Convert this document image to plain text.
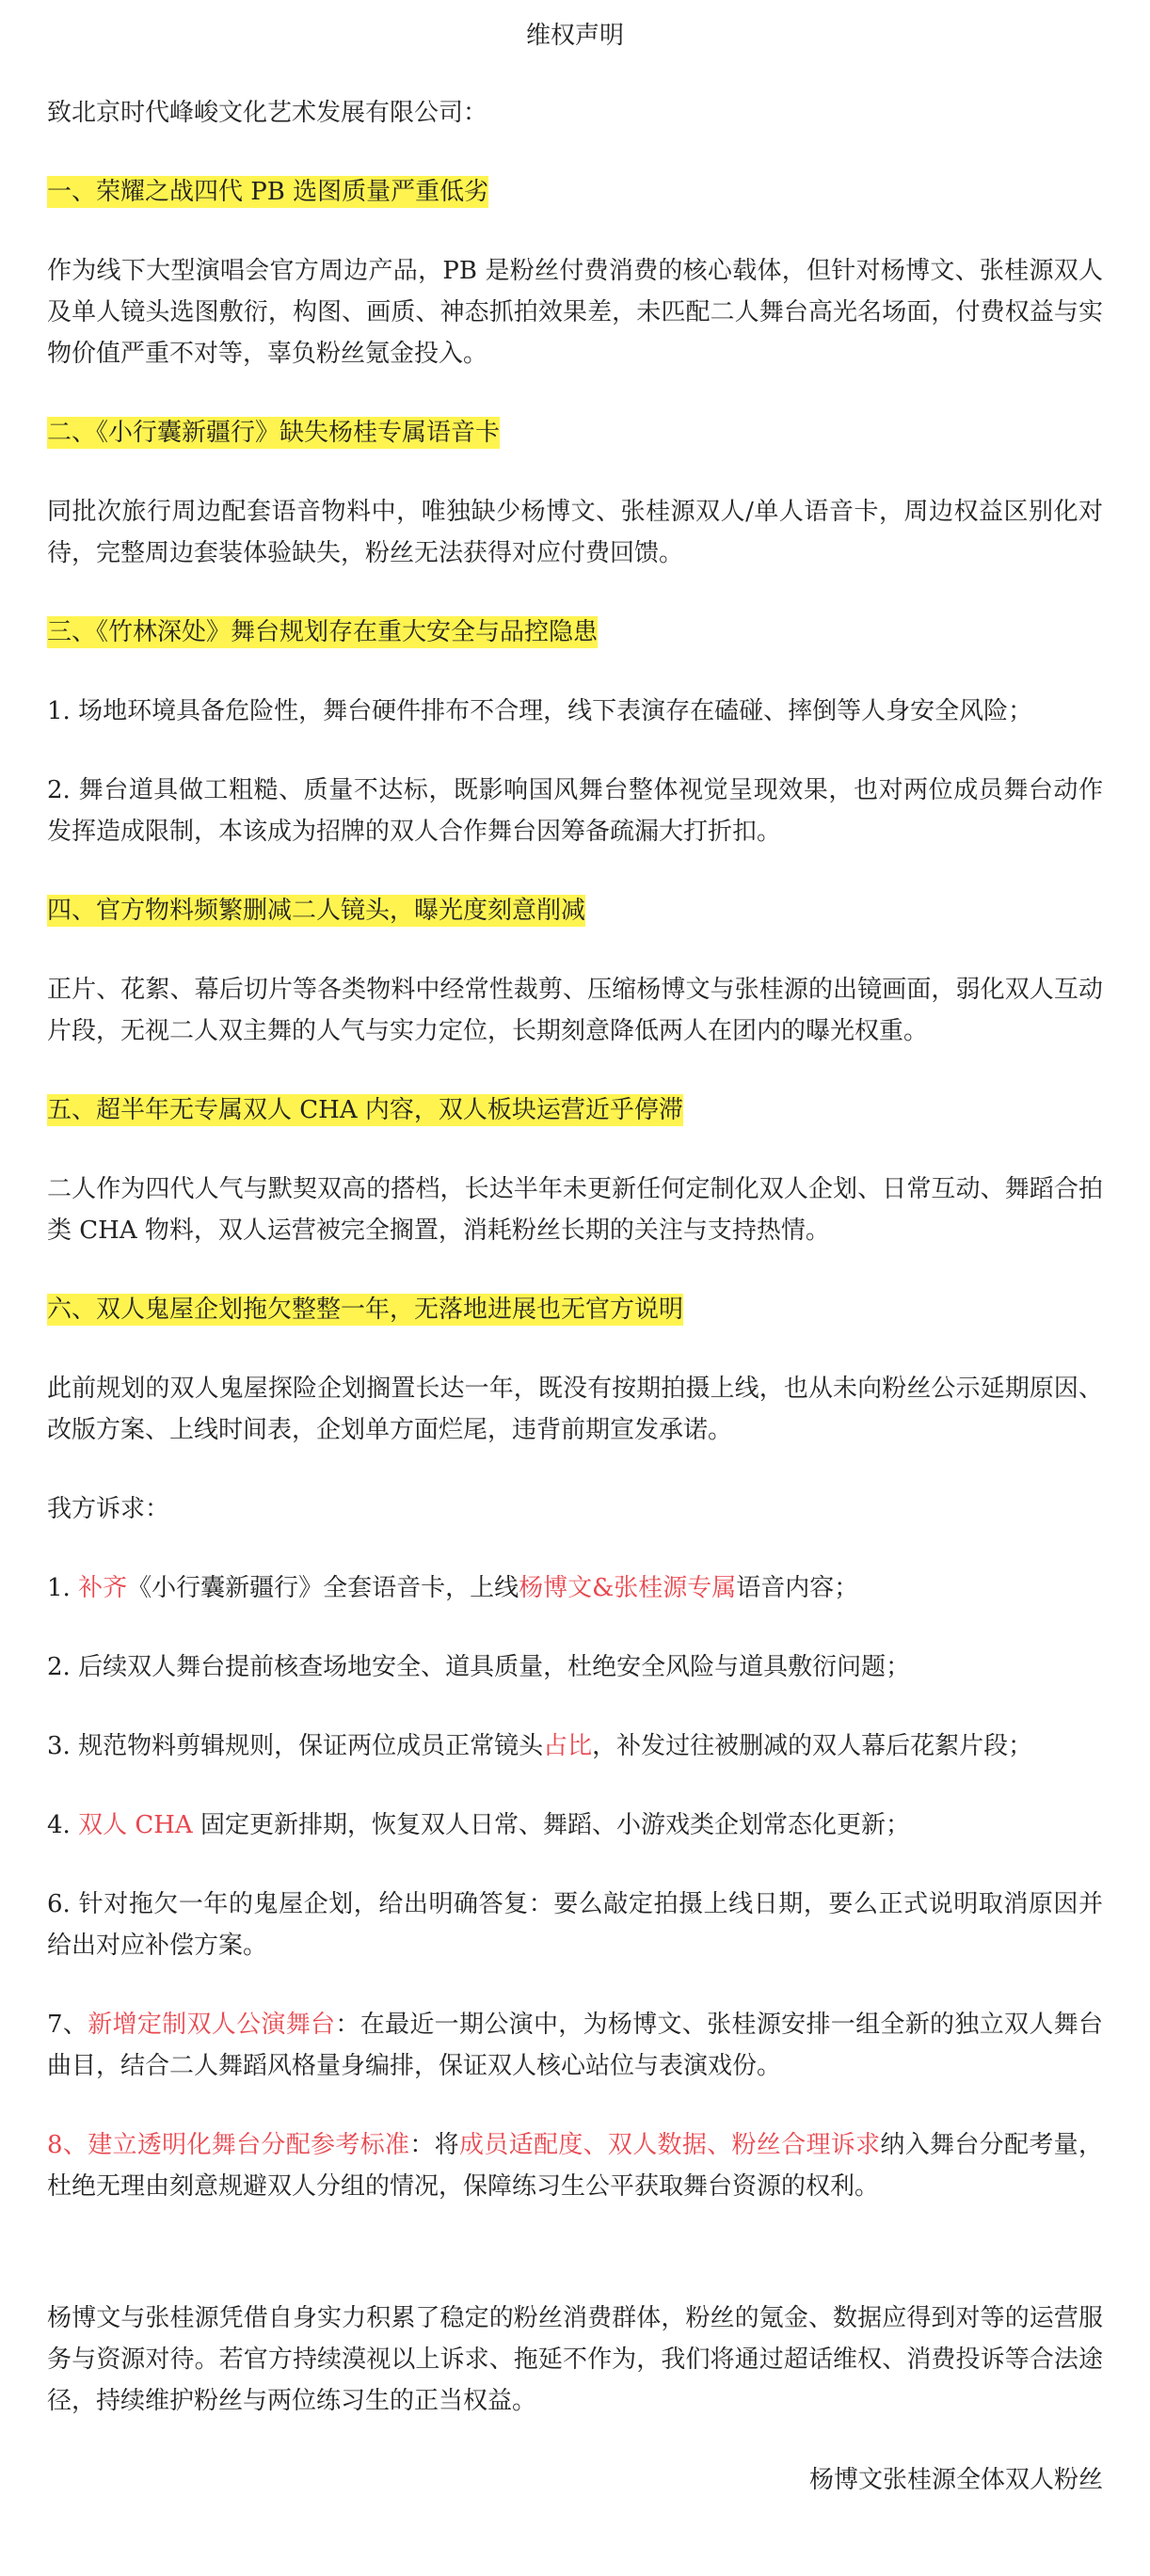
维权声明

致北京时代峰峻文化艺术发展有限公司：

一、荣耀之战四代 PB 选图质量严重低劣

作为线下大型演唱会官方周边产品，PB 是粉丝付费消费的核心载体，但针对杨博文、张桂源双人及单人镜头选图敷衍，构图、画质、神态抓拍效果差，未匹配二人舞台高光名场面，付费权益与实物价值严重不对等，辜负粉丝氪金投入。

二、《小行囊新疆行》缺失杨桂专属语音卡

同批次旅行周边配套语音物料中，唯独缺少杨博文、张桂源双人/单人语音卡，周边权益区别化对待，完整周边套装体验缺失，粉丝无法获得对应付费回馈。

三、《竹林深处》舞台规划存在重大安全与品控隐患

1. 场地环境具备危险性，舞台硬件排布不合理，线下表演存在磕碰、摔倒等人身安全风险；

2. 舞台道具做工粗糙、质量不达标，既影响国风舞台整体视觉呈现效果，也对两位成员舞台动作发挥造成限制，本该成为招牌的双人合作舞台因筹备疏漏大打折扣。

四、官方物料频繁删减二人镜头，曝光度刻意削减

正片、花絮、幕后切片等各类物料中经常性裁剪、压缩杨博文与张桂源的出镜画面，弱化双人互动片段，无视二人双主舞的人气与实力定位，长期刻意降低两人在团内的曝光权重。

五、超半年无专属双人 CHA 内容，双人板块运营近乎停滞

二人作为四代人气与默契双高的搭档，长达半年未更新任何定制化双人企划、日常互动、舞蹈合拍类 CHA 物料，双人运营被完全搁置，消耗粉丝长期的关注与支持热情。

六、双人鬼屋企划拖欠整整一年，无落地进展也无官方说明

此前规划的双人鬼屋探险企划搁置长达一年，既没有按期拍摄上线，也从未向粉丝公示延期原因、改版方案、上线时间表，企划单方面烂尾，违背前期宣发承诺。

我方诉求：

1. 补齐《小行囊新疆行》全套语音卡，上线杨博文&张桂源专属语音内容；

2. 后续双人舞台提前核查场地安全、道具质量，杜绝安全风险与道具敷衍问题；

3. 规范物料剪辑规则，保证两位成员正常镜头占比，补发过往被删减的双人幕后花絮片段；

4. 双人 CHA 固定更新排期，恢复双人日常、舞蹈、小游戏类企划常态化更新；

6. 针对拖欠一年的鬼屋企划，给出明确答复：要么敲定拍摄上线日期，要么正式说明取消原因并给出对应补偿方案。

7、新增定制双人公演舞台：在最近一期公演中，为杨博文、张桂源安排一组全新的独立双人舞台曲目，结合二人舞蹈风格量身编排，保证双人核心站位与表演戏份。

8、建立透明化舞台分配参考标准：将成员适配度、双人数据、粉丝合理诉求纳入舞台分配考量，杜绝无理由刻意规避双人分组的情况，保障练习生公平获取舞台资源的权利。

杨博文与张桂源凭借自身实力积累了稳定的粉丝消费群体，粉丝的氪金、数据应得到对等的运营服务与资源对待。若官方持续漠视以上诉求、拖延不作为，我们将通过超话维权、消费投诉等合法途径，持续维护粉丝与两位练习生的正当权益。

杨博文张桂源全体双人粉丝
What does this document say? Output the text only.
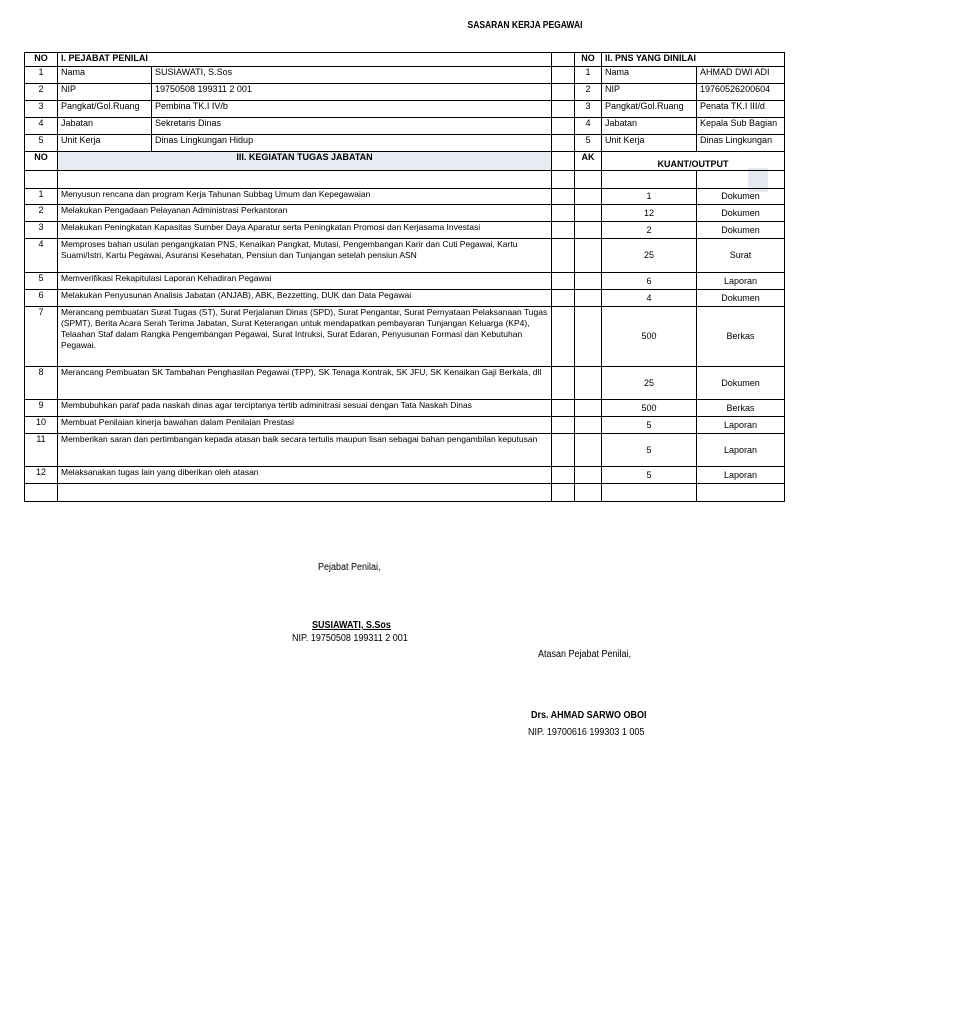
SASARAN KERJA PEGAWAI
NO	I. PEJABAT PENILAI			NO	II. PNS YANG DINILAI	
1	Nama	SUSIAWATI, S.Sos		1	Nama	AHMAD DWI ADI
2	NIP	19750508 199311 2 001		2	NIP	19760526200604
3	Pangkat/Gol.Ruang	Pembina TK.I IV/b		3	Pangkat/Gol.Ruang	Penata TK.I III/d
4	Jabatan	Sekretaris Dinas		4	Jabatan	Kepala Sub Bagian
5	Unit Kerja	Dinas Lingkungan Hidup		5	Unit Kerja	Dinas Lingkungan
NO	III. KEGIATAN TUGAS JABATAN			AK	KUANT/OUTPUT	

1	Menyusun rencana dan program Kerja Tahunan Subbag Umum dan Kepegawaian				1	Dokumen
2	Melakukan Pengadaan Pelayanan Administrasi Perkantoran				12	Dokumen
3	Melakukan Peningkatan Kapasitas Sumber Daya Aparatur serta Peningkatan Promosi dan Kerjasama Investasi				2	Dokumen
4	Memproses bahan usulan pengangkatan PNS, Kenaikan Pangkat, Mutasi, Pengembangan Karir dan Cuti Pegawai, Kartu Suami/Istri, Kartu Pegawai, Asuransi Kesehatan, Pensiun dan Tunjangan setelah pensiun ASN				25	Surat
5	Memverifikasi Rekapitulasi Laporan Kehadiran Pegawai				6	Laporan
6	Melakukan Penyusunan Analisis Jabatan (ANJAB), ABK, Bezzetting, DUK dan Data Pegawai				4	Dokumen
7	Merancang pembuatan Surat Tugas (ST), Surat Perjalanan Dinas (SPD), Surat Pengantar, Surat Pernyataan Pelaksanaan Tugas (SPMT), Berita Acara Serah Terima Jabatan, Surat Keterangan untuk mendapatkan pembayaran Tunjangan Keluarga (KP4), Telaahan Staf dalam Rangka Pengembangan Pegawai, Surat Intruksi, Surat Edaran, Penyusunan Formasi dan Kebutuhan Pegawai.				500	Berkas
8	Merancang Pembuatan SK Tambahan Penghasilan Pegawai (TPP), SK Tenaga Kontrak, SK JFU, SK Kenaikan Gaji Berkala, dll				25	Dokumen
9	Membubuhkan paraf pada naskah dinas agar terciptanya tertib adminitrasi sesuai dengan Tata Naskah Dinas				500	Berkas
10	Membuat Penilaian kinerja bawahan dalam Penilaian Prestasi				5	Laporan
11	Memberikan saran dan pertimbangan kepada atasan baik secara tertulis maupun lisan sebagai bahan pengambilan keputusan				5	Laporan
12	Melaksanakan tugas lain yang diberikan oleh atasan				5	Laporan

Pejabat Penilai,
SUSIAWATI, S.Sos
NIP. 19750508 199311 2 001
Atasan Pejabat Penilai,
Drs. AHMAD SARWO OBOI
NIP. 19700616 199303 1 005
━━━
• _SHORT PROBLEM_
Excluding the pictures, restate the records above word for word.

• _EXERCISE RESPONSE_
Convert this document image to plain text.
维权声明

致北京时代峰峻文化艺术发展有限公司：

一、荣耀之战四代 PB 选图质量严重低劣

作为线下大型演唱会官方周边产品，PB 是粉丝付费消费的核心载体，但针对杨博文、张桂源双人及单人镜头选图敷衍，构图、画质、神态抓拍效果差，未匹配二人舞台高光名场面，付费权益与实物价值严重不对等，辜负粉丝氪金投入。

二、《小行囊新疆行》缺失杨桂专属语音卡

同批次旅行周边配套语音物料中，唯独缺少杨博文、张桂源双人/单人语音卡，周边权益区别化对待，完整周边套装体验缺失，粉丝无法获得对应付费回馈。

三、《竹林深处》舞台规划存在重大安全与品控隐患

1. 场地环境具备危险性，舞台硬件排布不合理，线下表演存在磕碰、摔倒等人身安全风险；

2. 舞台道具做工粗糙、质量不达标，既影响国风舞台整体视觉呈现效果，也对两位成员舞台动作发挥造成限制，本该成为招牌的双人合作舞台因筹备疏漏大打折扣。

四、官方物料频繁删减二人镜头，曝光度刻意削减

正片、花絮、幕后切片等各类物料中经常性裁剪、压缩杨博文与张桂源的出镜画面，弱化双人互动片段，无视二人双主舞的人气与实力定位，长期刻意降低两人在团内的曝光权重。

五、超半年无专属双人 CHA 内容，双人板块运营近乎停滞

二人作为四代人气与默契双高的搭档，长达半年未更新任何定制化双人企划、日常互动、舞蹈合拍类 CHA 物料，双人运营被完全搁置，消耗粉丝长期的关注与支持热情。

六、双人鬼屋企划拖欠整整一年，无落地进展也无官方说明

此前规划的双人鬼屋探险企划搁置长达一年，既没有按期拍摄上线，也从未向粉丝公示延期原因、改版方案、上线时间表，企划单方面烂尾，违背前期宣发承诺。

我方诉求：

1. 补齐《小行囊新疆行》全套语音卡，上线杨博文&张桂源专属语音内容；

2. 后续双人舞台提前核查场地安全、道具质量，杜绝安全风险与道具敷衍问题；

3. 规范物料剪辑规则，保证两位成员正常镜头占比，补发过往被删减的双人幕后花絮片段；

4. 双人 CHA 固定更新排期，恢复双人日常、舞蹈、小游戏类企划常态化更新；

6. 针对拖欠一年的鬼屋企划，给出明确答复：要么敲定拍摄上线日期，要么正式说明取消原因并给出对应补偿方案。

7、新增定制双人公演舞台：在最近一期公演中，为杨博文、张桂源安排一组全新的独立双人舞台曲目，结合二人舞蹈风格量身编排，保证双人核心站位与表演戏份。

8、建立透明化舞台分配参考标准：将成员适配度、双人数据、粉丝合理诉求纳入舞台分配考量，杜绝无理由刻意规避双人分组的情况，保障练习生公平获取舞台资源的权利。

杨博文与张桂源凭借自身实力积累了稳定的粉丝消费群体，粉丝的氪金、数据应得到对等的运营服务与资源对待。若官方持续漠视以上诉求、拖延不作为，我们将通过超话维权、消费投诉等合法途径，持续维护粉丝与两位练习生的正当权益。

杨博文张桂源全体双人粉丝
What does this document say? Output the text only.
SASARAN KERJA PEGAWAI
NO	I. PEJABAT PENILAI			NO	II. PNS YANG DINILAI	
1	Nama	SUSIAWATI, S.Sos		1	Nama	AHMAD DWI ADI
2	NIP	19750508 199311 2 001		2	NIP	19760526200604
3	Pangkat/Gol.Ruang	Pembina TK.I IV/b		3	Pangkat/Gol.Ruang	Penata TK.I III/d
4	Jabatan	Sekretaris Dinas		4	Jabatan	Kepala Sub Bagian
5	Unit Kerja	Dinas Lingkungan Hidup		5	Unit Kerja	Dinas Lingkungan
NO	III. KEGIATAN TUGAS JABATAN			AK	KUANT/OUTPUT	

1	Menyusun rencana dan program Kerja Tahunan Subbag Umum dan Kepegawaian				1	Dokumen
2	Melakukan Pengadaan Pelayanan Administrasi Perkantoran				12	Dokumen
3	Melakukan Peningkatan Kapasitas Sumber Daya Aparatur serta Peningkatan Promosi dan Kerjasama Investasi				2	Dokumen
4	Memproses bahan usulan pengangkatan PNS, Kenaikan Pangkat, Mutasi, Pengembangan Karir dan Cuti Pegawai, Kartu Suami/Istri, Kartu Pegawai, Asuransi Kesehatan, Pensiun dan Tunjangan setelah pensiun ASN				25	Surat
5	Memverifikasi Rekapitulasi Laporan Kehadiran Pegawai				6	Laporan
6	Melakukan Penyusunan Analisis Jabatan (ANJAB), ABK, Bezzetting, DUK dan Data Pegawai				4	Dokumen
7	Merancang pembuatan Surat Tugas (ST), Surat Perjalanan Dinas (SPD), Surat Pengantar, Surat Pernyataan Pelaksanaan Tugas (SPMT), Berita Acara Serah Terima Jabatan, Surat Keterangan untuk mendapatkan pembayaran Tunjangan Keluarga (KP4), Telaahan Staf dalam Rangka Pengembangan Pegawai, Surat Intruksi, Surat Edaran, Penyusunan Formasi dan Kebutuhan Pegawai.				500	Berkas
8	Merancang Pembuatan SK Tambahan Penghasilan Pegawai (TPP), SK Tenaga Kontrak, SK JFU, SK Kenaikan Gaji Berkala, dll				25	Dokumen
9	Membubuhkan paraf pada naskah dinas agar terciptanya tertib adminitrasi sesuai dengan Tata Naskah Dinas				500	Berkas
10	Membuat Penilaian kinerja bawahan dalam Penilaian Prestasi				5	Laporan
11	Memberikan saran dan pertimbangan kepada atasan baik secara tertulis maupun lisan sebagai bahan pengambilan keputusan				5	Laporan
12	Melaksanakan tugas lain yang diberikan oleh atasan				5	Laporan

Pejabat Penilai,
SUSIAWATI, S.Sos
NIP. 19750508 199311 2 001
Atasan Pejabat Penilai,
Drs. AHMAD SARWO OBOI
NIP. 19700616 199303 1 005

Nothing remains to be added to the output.